» **SET TASK**
From the listing below, keep only the lines that contain the string "tissue". Matching is case-sensitive.

» **PROVIDED RECORDS**
========================================================================
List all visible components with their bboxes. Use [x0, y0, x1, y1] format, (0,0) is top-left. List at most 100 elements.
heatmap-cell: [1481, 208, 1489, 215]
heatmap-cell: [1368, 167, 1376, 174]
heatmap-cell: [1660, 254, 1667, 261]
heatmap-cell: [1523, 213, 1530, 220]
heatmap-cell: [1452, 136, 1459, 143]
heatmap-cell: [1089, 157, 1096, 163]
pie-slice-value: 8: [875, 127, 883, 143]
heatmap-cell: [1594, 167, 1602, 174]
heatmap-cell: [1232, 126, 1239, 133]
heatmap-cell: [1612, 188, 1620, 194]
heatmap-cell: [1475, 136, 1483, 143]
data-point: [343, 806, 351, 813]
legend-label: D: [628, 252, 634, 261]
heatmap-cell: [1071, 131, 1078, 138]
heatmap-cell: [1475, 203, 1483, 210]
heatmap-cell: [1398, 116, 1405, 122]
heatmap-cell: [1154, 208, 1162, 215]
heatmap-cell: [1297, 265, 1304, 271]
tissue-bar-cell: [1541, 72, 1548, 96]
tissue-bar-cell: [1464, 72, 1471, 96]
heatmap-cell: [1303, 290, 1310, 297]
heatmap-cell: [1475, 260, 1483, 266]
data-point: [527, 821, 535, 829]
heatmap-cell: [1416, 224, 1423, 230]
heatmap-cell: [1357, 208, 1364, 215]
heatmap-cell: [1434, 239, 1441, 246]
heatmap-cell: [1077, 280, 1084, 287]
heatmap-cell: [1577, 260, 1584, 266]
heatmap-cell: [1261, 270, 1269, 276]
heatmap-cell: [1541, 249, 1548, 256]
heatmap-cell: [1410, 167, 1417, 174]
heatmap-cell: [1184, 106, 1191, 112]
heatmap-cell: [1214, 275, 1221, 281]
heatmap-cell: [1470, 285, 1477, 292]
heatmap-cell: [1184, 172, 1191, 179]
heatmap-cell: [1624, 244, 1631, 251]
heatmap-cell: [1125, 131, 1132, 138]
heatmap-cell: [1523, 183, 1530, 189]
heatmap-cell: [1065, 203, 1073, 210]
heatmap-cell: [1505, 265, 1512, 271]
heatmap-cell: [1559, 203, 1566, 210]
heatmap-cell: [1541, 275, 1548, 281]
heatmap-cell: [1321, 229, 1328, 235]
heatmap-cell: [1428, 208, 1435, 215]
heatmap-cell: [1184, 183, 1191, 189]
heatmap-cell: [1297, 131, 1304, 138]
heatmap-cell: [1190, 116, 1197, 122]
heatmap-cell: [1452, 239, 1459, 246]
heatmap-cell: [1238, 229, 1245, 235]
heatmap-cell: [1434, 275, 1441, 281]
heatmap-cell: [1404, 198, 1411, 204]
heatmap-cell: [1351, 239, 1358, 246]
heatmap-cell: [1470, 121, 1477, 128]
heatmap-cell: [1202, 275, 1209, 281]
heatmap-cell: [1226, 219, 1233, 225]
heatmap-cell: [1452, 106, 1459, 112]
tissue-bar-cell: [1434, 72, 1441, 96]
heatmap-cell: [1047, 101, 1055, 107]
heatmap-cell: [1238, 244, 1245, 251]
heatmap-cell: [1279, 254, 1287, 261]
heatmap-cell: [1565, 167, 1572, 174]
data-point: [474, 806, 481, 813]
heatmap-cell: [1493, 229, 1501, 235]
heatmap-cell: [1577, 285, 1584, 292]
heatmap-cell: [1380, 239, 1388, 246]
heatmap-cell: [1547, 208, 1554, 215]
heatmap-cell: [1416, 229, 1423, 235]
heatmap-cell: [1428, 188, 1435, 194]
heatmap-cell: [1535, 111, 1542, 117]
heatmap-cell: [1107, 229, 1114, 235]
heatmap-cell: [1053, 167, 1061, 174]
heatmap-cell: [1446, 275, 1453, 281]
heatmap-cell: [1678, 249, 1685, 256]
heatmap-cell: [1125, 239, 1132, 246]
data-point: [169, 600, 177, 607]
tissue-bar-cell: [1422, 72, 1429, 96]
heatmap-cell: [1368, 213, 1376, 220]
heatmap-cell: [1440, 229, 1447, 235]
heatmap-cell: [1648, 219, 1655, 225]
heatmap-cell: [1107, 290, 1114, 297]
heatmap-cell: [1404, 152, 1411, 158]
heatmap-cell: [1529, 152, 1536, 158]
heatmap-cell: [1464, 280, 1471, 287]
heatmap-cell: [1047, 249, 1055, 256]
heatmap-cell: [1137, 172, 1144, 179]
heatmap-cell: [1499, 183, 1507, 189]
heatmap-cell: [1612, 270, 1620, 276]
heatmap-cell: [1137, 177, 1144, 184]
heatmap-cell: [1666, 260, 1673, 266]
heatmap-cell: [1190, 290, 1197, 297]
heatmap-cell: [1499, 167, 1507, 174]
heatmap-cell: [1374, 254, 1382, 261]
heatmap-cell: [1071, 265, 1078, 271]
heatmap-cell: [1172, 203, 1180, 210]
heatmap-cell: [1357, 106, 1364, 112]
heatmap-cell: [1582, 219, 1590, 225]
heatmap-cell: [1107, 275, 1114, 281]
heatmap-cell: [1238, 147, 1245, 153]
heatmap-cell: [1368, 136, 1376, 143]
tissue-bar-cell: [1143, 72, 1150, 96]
========================================================================
» **IN RESPONSE**
tissue-bar-cell: [1541, 72, 1548, 96]
tissue-bar-cell: [1464, 72, 1471, 96]
tissue-bar-cell: [1434, 72, 1441, 96]
tissue-bar-cell: [1422, 72, 1429, 96]
tissue-bar-cell: [1143, 72, 1150, 96]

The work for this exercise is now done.